The exercise>
From the entries below, pull out each line where "title" appears.
─── Supplied data ───
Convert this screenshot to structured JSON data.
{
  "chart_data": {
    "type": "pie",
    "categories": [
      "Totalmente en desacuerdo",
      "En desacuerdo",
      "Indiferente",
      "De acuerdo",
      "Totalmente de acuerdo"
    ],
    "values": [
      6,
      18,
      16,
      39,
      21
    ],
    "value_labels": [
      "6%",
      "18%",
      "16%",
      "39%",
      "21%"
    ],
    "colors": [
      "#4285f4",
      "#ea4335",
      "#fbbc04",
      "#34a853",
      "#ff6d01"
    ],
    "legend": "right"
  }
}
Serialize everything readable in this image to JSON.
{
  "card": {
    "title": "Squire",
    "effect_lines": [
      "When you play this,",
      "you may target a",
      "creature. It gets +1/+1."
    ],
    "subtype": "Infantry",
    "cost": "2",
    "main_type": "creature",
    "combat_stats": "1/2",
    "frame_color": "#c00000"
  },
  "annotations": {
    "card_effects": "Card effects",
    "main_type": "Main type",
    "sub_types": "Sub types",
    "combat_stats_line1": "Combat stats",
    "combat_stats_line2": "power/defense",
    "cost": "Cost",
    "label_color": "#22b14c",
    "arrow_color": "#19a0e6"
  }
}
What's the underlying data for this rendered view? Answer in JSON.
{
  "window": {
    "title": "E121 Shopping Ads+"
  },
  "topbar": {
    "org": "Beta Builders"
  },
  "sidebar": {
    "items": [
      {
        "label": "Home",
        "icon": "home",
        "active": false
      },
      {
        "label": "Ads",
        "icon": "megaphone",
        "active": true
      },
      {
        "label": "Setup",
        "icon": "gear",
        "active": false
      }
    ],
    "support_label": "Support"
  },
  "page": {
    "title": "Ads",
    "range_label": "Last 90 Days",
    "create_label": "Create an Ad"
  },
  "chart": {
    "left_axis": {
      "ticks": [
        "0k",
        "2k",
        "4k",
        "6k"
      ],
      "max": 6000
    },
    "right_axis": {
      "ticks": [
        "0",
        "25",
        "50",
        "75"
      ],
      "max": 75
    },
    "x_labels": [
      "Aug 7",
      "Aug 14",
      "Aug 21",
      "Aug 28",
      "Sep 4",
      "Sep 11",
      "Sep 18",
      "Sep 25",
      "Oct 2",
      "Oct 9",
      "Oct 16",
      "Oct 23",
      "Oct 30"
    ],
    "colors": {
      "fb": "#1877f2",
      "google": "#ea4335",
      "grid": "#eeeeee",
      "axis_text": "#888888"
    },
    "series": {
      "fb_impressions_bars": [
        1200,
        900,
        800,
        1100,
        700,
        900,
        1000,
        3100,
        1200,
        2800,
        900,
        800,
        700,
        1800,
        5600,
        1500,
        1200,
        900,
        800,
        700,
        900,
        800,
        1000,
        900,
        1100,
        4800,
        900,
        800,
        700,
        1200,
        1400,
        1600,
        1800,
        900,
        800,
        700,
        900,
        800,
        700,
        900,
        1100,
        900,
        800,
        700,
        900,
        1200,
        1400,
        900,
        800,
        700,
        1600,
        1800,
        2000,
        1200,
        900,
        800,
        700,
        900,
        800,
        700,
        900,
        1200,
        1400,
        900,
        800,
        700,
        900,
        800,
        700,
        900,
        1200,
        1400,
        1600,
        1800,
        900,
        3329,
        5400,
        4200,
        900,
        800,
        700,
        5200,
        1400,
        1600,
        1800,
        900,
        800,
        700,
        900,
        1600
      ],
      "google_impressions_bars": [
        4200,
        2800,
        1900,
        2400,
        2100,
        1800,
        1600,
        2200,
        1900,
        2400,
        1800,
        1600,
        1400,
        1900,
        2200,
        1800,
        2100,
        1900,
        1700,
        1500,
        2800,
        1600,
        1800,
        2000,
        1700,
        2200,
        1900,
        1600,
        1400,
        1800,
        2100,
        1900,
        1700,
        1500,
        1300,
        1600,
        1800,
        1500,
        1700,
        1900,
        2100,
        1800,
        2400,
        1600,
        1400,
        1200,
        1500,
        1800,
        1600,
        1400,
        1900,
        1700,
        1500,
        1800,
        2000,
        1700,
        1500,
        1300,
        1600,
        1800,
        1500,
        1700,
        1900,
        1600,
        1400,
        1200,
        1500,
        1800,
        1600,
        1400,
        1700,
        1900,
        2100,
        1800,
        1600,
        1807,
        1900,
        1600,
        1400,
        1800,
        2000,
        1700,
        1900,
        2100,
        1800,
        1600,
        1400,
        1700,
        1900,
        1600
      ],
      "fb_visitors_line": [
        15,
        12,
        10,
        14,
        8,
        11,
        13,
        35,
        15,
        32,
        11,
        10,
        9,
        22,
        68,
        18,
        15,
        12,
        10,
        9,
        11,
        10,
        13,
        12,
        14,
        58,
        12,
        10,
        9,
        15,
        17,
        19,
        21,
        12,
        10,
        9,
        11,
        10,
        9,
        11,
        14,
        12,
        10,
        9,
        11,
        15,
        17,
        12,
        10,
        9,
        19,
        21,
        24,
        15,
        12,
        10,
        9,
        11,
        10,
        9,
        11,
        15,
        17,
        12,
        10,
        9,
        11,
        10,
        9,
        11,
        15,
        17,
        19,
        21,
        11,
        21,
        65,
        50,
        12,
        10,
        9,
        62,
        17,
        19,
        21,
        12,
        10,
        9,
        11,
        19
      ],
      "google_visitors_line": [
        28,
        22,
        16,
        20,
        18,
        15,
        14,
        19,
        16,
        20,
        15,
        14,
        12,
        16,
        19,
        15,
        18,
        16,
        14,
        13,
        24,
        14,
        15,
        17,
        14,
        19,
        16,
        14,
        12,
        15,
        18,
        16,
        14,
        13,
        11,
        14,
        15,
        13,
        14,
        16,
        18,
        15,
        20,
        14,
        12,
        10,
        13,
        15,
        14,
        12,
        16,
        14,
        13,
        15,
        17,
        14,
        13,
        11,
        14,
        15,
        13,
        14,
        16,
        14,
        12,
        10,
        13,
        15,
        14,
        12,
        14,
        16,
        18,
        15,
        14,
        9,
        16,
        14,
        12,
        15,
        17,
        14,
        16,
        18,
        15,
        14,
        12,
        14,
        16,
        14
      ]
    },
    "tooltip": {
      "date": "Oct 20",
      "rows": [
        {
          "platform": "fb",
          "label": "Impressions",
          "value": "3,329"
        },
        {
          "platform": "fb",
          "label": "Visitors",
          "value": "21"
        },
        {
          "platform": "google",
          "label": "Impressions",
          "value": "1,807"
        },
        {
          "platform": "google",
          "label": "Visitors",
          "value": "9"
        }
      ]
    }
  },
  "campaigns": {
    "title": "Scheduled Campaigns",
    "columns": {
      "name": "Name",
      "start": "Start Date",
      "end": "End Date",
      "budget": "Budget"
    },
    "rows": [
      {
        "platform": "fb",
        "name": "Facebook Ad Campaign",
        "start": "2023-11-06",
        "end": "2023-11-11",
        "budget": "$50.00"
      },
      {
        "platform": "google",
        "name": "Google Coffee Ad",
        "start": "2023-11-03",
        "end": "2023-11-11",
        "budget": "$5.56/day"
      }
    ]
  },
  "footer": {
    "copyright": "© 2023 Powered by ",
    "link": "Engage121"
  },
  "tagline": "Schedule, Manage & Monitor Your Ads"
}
───
Solution to this task>
    "title": "Squire",
    "title": "E121 Shopping Ads+"
    "title": "Ads",
    "title": "Scheduled Campaigns",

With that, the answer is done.